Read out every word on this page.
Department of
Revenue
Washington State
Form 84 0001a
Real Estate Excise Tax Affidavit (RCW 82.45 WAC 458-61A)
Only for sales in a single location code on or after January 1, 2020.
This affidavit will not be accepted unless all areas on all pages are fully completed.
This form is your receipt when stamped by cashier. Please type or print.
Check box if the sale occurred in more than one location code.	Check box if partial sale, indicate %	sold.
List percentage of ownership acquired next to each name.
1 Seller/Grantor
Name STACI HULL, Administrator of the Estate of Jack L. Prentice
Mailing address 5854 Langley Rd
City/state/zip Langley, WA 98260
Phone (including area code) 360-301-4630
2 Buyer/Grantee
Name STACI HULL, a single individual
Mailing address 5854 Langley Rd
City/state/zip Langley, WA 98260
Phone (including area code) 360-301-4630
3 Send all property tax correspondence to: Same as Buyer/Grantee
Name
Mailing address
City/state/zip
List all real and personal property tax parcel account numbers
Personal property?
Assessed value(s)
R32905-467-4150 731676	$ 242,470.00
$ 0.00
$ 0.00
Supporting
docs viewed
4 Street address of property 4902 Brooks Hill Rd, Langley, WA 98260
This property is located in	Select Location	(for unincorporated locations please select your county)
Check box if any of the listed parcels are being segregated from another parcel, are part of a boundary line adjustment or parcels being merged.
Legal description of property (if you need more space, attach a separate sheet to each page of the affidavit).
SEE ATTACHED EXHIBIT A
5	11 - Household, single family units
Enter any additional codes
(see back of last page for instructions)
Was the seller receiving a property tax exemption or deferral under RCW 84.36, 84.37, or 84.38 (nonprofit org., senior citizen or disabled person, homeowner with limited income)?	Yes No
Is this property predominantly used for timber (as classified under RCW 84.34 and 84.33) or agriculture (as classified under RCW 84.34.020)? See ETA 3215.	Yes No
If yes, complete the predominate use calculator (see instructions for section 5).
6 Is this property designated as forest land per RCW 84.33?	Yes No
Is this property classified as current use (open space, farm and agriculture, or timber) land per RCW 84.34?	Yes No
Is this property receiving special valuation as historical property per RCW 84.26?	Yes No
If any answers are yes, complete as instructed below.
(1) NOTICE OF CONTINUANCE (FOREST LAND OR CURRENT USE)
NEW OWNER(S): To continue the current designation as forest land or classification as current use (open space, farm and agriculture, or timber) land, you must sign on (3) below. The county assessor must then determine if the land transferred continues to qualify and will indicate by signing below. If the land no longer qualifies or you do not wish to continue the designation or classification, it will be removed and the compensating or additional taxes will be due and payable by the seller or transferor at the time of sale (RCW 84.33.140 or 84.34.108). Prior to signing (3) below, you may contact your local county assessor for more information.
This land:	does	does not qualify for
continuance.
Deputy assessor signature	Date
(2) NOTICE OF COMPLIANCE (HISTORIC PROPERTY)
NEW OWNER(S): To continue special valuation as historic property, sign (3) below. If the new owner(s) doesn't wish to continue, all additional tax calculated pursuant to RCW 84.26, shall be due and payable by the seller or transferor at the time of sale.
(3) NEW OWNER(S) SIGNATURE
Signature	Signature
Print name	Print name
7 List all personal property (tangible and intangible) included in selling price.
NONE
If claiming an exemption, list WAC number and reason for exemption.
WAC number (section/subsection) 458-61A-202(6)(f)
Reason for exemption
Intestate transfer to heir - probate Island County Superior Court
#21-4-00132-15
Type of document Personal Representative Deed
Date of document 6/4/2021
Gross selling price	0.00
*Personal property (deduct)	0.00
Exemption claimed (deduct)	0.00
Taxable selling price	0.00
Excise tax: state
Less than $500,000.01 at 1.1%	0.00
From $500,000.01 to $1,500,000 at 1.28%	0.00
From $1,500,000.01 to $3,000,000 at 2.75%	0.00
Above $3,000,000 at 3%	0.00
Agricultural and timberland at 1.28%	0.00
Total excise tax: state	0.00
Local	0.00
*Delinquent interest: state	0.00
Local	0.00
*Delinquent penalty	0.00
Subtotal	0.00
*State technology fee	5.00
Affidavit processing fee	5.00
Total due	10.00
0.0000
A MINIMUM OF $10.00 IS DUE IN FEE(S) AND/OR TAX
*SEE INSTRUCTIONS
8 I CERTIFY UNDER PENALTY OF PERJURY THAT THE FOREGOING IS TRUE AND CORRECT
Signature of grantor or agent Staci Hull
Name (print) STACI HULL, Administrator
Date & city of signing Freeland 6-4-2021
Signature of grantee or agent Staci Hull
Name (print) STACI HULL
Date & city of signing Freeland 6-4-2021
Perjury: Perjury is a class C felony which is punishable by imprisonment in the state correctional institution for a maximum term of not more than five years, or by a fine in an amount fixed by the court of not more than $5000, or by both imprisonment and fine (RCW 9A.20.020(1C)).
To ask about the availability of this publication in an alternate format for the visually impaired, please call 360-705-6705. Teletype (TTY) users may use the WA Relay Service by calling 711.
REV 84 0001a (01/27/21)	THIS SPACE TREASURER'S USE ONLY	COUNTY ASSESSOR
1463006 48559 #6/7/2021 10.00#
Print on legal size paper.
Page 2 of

▶ What to produce: Read the entries above, then pull out the lines that include "section".

▶ The output:
If yes, complete the predominate use calculator (see instructions for section 5).
WAC number (section/subsection) 458-61A-202(6)(f)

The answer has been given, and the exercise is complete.